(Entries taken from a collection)
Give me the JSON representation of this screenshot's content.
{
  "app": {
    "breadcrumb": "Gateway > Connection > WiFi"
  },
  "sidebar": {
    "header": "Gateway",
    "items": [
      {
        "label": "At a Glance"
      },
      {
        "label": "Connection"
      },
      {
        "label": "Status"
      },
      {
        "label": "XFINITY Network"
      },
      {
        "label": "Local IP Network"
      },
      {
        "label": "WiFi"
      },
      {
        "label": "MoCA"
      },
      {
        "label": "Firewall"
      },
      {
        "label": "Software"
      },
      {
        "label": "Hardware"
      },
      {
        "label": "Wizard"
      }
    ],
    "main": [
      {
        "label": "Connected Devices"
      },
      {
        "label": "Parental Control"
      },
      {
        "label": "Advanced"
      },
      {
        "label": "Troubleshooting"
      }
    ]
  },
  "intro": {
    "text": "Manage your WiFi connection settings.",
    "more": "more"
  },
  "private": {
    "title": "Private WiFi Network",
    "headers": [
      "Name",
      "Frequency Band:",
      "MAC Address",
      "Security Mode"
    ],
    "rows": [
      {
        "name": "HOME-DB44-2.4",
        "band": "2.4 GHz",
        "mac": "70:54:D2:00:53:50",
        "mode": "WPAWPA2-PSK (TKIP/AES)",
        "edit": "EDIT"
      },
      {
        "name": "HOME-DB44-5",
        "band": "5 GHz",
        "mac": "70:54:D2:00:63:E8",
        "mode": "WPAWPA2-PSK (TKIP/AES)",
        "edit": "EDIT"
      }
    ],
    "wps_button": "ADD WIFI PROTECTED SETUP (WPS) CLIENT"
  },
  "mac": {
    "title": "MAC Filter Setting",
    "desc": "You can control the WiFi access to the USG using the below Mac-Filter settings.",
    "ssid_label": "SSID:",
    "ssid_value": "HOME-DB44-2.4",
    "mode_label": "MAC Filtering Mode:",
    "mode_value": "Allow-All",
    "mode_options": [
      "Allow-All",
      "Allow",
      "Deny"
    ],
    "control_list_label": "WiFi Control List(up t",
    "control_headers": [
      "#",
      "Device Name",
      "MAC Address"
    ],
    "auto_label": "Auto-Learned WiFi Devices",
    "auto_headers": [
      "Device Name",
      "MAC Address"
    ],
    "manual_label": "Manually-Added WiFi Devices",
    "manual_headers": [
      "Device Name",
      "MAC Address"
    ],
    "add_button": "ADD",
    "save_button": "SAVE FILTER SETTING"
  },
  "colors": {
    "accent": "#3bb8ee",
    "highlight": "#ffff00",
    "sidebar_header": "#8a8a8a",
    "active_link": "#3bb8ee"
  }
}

- _GIVEN PROBLEM_
Extract the full listing above without altering anything.

- _IN RESPONSE_
Give me the JSON representation of this screenshot's content.
{
  "app": {
    "breadcrumb": "Gateway > Connection > WiFi"
  },
  "sidebar": {
    "header": "Gateway",
    "items": [
      {
        "label": "At a Glance"
      },
      {
        "label": "Connection"
      },
      {
        "label": "Status"
      },
      {
        "label": "XFINITY Network"
      },
      {
        "label": "Local IP Network"
      },
      {
        "label": "WiFi"
      },
      {
        "label": "MoCA"
      },
      {
        "label": "Firewall"
      },
      {
        "label": "Software"
      },
      {
        "label": "Hardware"
      },
      {
        "label": "Wizard"
      }
    ],
    "main": [
      {
        "label": "Connected Devices"
      },
      {
        "label": "Parental Control"
      },
      {
        "label": "Advanced"
      },
      {
        "label": "Troubleshooting"
      }
    ]
  },
  "intro": {
    "text": "Manage your WiFi connection settings.",
    "more": "more"
  },
  "private": {
    "title": "Private WiFi Network",
    "headers": [
      "Name",
      "Frequency Band:",
      "MAC Address",
      "Security Mode"
    ],
    "rows": [
      {
        "name": "HOME-DB44-2.4",
        "band": "2.4 GHz",
        "mac": "70:54:D2:00:53:50",
        "mode": "WPAWPA2-PSK (TKIP/AES)",
        "edit": "EDIT"
      },
      {
        "name": "HOME-DB44-5",
        "band": "5 GHz",
        "mac": "70:54:D2:00:63:E8",
        "mode": "WPAWPA2-PSK (TKIP/AES)",
        "edit": "EDIT"
      }
    ],
    "wps_button": "ADD WIFI PROTECTED SETUP (WPS) CLIENT"
  },
  "mac": {
    "title": "MAC Filter Setting",
    "desc": "You can control the WiFi access to the USG using the below Mac-Filter settings.",
    "ssid_label": "SSID:",
    "ssid_value": "HOME-DB44-2.4",
    "mode_label": "MAC Filtering Mode:",
    "mode_value": "Allow-All",
    "mode_options": [
      "Allow-All",
      "Allow",
      "Deny"
    ],
    "control_list_label": "WiFi Control List(up t",
    "control_headers": [
      "#",
      "Device Name",
      "MAC Address"
    ],
    "auto_label": "Auto-Learned WiFi Devices",
    "auto_headers": [
      "Device Name",
      "MAC Address"
    ],
    "manual_label": "Manually-Added WiFi Devices",
    "manual_headers": [
      "Device Name",
      "MAC Address"
    ],
    "add_button": "ADD",
    "save_button": "SAVE FILTER SETTING"
  },
  "colors": {
    "accent": "#3bb8ee",
    "highlight": "#ffff00",
    "sidebar_header": "#8a8a8a",
    "active_link": "#3bb8ee"
  }
}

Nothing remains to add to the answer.